PROMPT
State how many lines include "name", giving the number by itself.

THE INPUT

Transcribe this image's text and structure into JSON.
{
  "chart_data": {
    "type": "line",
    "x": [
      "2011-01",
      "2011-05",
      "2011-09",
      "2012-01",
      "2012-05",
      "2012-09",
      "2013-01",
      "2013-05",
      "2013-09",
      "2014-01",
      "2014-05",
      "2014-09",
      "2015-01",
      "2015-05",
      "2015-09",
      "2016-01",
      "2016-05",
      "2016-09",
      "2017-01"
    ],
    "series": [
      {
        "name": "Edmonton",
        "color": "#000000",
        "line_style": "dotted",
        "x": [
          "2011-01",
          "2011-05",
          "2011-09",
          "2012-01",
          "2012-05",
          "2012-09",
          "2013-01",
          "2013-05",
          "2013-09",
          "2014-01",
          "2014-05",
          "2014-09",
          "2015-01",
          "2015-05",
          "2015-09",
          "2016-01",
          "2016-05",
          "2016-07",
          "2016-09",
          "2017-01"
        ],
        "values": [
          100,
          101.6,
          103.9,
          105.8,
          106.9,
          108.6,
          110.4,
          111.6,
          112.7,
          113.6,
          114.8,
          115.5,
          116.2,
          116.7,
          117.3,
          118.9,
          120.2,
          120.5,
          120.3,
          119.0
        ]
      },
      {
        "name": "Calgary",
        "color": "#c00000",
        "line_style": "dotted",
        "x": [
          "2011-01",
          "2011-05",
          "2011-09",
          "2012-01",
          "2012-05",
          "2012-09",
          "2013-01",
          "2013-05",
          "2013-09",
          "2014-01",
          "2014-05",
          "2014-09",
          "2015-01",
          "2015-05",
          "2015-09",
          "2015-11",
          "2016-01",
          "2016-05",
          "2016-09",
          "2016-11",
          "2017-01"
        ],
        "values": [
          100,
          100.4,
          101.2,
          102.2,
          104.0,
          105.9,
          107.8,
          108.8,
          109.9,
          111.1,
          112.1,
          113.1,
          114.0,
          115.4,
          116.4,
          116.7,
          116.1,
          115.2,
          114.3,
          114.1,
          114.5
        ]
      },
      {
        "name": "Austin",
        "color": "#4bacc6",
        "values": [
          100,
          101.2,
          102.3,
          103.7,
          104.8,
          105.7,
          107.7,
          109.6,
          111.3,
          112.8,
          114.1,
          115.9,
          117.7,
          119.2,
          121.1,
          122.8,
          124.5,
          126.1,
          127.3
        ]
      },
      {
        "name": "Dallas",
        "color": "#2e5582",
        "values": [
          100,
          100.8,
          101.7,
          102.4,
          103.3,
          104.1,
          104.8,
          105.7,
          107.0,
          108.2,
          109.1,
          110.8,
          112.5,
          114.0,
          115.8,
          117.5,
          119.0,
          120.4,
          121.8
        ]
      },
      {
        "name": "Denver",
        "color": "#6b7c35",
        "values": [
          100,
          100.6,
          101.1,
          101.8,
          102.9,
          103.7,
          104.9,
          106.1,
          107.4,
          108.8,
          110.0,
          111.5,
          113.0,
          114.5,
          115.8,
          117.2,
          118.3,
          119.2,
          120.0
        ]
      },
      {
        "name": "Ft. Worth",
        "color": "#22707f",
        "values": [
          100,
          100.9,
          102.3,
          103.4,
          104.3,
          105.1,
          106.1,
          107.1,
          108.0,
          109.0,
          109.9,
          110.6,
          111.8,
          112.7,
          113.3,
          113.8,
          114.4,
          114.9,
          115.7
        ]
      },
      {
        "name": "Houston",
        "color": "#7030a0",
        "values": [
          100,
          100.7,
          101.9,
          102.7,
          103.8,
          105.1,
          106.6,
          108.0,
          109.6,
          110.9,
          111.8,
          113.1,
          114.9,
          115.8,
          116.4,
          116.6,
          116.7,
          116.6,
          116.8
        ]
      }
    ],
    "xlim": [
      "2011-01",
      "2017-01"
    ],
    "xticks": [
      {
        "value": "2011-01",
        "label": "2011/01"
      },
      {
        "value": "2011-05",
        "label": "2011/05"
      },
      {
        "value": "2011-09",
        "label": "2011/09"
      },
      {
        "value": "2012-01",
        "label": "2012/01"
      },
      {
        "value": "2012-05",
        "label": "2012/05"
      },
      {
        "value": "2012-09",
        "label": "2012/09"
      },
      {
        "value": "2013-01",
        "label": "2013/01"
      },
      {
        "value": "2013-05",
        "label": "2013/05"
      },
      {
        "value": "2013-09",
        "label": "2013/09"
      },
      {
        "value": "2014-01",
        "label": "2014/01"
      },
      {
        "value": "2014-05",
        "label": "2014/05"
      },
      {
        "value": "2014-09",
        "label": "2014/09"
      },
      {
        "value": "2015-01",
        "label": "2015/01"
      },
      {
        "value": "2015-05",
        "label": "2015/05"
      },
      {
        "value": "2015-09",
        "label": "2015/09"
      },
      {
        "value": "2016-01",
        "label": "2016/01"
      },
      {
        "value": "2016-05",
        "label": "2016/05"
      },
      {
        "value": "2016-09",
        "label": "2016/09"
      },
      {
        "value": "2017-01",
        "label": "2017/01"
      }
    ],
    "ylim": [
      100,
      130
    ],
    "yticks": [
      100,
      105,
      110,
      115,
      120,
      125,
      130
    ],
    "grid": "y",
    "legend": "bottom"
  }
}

WRITTEN ANSWER
7